## What the task asks:
Scan the entries below and extract each line with the word "template" in it.

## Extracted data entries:
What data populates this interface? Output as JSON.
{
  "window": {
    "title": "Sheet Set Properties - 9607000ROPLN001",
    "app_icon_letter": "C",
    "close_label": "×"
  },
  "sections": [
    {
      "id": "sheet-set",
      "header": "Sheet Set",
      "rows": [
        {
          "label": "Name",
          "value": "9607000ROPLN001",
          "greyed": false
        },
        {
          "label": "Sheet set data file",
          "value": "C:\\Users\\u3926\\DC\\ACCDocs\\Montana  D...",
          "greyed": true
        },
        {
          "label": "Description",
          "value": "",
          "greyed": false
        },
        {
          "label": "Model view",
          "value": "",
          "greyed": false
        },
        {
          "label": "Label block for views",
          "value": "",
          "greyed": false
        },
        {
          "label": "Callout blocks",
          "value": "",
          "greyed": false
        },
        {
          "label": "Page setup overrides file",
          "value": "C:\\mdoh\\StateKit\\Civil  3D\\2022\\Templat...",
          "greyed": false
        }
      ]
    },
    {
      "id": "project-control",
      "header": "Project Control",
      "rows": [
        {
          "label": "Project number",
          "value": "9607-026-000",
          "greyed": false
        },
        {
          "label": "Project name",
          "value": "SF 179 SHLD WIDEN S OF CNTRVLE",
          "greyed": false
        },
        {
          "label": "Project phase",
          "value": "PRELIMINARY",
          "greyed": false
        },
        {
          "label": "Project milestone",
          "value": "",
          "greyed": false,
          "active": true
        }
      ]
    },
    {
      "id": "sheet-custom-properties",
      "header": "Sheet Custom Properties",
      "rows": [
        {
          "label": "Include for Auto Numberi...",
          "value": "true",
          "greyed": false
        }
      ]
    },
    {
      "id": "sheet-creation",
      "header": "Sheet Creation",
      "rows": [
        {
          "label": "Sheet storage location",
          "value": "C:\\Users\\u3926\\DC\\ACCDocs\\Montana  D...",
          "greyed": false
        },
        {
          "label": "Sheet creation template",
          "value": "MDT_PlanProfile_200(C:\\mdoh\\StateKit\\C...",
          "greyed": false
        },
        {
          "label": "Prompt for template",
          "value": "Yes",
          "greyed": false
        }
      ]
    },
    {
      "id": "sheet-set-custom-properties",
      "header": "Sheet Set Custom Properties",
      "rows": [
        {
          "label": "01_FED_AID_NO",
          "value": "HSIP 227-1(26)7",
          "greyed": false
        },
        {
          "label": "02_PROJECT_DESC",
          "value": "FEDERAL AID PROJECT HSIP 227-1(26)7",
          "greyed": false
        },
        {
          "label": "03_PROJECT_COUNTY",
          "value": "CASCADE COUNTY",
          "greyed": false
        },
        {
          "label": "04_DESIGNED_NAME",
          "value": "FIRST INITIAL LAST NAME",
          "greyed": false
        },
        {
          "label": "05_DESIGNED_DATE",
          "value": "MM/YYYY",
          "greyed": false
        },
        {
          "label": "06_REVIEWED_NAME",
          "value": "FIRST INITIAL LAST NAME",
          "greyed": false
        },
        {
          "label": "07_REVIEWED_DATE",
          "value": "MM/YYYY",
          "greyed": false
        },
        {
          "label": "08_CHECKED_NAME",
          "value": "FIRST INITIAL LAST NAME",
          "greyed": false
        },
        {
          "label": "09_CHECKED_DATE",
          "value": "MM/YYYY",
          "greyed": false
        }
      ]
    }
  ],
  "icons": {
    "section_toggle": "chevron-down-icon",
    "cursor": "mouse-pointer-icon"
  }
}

## Task output:
          "label": "Sheet creation template",
          "label": "Prompt for template",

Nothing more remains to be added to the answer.